■ Data supplied ■
☆ ☆ ☆ ☆ ☆

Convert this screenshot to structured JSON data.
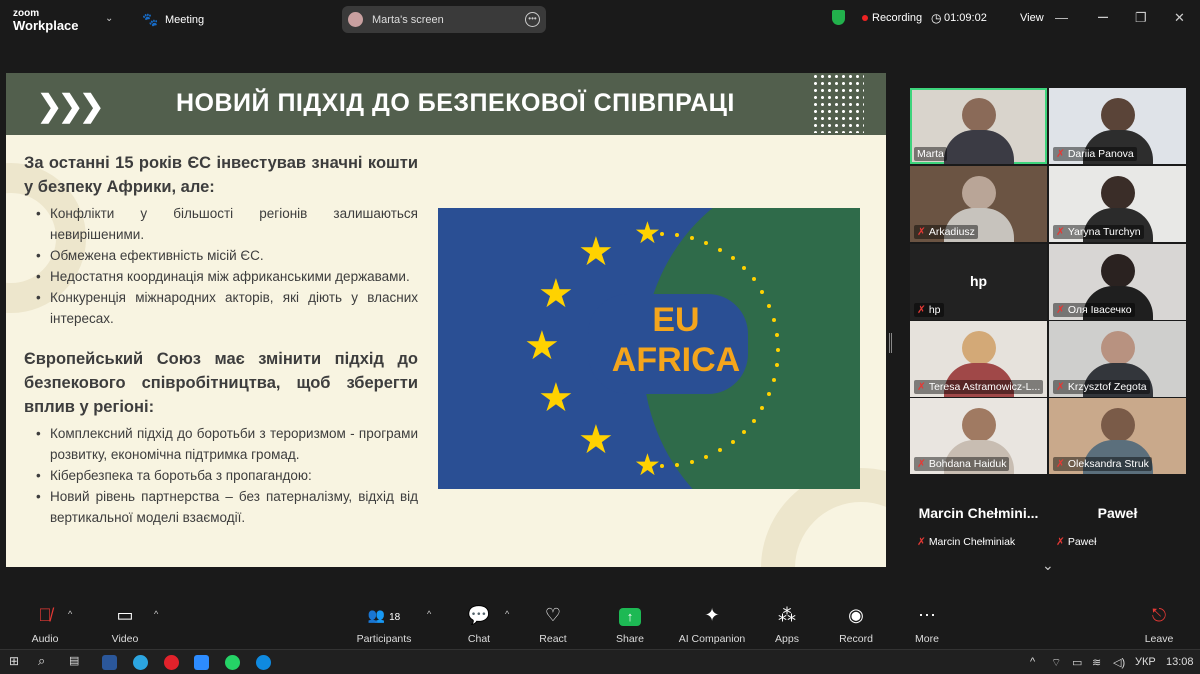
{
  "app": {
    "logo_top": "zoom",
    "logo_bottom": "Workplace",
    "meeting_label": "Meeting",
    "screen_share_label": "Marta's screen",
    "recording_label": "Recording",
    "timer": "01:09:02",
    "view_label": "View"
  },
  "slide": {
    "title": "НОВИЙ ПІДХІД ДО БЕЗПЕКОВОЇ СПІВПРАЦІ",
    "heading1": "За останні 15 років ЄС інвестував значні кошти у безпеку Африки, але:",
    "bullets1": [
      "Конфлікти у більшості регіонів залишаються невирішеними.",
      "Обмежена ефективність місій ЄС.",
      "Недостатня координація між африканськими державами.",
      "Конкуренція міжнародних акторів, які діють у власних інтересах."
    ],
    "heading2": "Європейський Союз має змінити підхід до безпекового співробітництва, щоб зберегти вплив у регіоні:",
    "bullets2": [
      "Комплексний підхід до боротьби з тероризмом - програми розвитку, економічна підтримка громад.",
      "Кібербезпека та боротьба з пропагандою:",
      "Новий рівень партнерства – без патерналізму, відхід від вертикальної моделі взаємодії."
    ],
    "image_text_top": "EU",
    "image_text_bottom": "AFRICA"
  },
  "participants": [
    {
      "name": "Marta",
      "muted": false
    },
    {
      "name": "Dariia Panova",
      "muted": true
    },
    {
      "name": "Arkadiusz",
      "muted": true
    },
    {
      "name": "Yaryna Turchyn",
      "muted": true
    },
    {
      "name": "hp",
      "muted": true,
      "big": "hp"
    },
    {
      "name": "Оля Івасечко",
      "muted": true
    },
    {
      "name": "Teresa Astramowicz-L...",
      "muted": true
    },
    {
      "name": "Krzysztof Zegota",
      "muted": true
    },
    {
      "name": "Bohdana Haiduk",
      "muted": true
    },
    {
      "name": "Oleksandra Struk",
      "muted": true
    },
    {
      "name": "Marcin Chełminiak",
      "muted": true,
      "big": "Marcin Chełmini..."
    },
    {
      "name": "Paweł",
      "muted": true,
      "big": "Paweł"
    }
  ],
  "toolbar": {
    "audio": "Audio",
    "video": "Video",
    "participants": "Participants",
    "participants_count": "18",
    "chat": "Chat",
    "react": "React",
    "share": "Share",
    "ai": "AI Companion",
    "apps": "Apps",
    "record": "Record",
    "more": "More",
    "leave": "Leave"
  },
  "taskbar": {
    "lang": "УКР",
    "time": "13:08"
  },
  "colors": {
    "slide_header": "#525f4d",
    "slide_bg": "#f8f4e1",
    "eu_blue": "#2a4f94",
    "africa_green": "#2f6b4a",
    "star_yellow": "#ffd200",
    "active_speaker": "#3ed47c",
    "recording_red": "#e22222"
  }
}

☆ ☆ ☆ ☆ ☆

■ What the exercise asks ■
Set down the material above as is, without any pictures.

■ Correct answer ■
Convert this screenshot to structured JSON data.
{
  "app": {
    "logo_top": "zoom",
    "logo_bottom": "Workplace",
    "meeting_label": "Meeting",
    "screen_share_label": "Marta's screen",
    "recording_label": "Recording",
    "timer": "01:09:02",
    "view_label": "View"
  },
  "slide": {
    "title": "НОВИЙ ПІДХІД ДО БЕЗПЕКОВОЇ СПІВПРАЦІ",
    "heading1": "За останні 15 років ЄС інвестував значні кошти у безпеку Африки, але:",
    "bullets1": [
      "Конфлікти у більшості регіонів залишаються невирішеними.",
      "Обмежена ефективність місій ЄС.",
      "Недостатня координація між африканськими державами.",
      "Конкуренція міжнародних акторів, які діють у власних інтересах."
    ],
    "heading2": "Європейський Союз має змінити підхід до безпекового співробітництва, щоб зберегти вплив у регіоні:",
    "bullets2": [
      "Комплексний підхід до боротьби з тероризмом - програми розвитку, економічна підтримка громад.",
      "Кібербезпека та боротьба з пропагандою:",
      "Новий рівень партнерства – без патерналізму, відхід від вертикальної моделі взаємодії."
    ],
    "image_text_top": "EU",
    "image_text_bottom": "AFRICA"
  },
  "participants": [
    {
      "name": "Marta",
      "muted": false
    },
    {
      "name": "Dariia Panova",
      "muted": true
    },
    {
      "name": "Arkadiusz",
      "muted": true
    },
    {
      "name": "Yaryna Turchyn",
      "muted": true
    },
    {
      "name": "hp",
      "muted": true,
      "big": "hp"
    },
    {
      "name": "Оля Івасечко",
      "muted": true
    },
    {
      "name": "Teresa Astramowicz-L...",
      "muted": true
    },
    {
      "name": "Krzysztof Zegota",
      "muted": true
    },
    {
      "name": "Bohdana Haiduk",
      "muted": true
    },
    {
      "name": "Oleksandra Struk",
      "muted": true
    },
    {
      "name": "Marcin Chełminiak",
      "muted": true,
      "big": "Marcin Chełmini..."
    },
    {
      "name": "Paweł",
      "muted": true,
      "big": "Paweł"
    }
  ],
  "toolbar": {
    "audio": "Audio",
    "video": "Video",
    "participants": "Participants",
    "participants_count": "18",
    "chat": "Chat",
    "react": "React",
    "share": "Share",
    "ai": "AI Companion",
    "apps": "Apps",
    "record": "Record",
    "more": "More",
    "leave": "Leave"
  },
  "taskbar": {
    "lang": "УКР",
    "time": "13:08"
  },
  "colors": {
    "slide_header": "#525f4d",
    "slide_bg": "#f8f4e1",
    "eu_blue": "#2a4f94",
    "africa_green": "#2f6b4a",
    "star_yellow": "#ffd200",
    "active_speaker": "#3ed47c",
    "recording_red": "#e22222"
  }
}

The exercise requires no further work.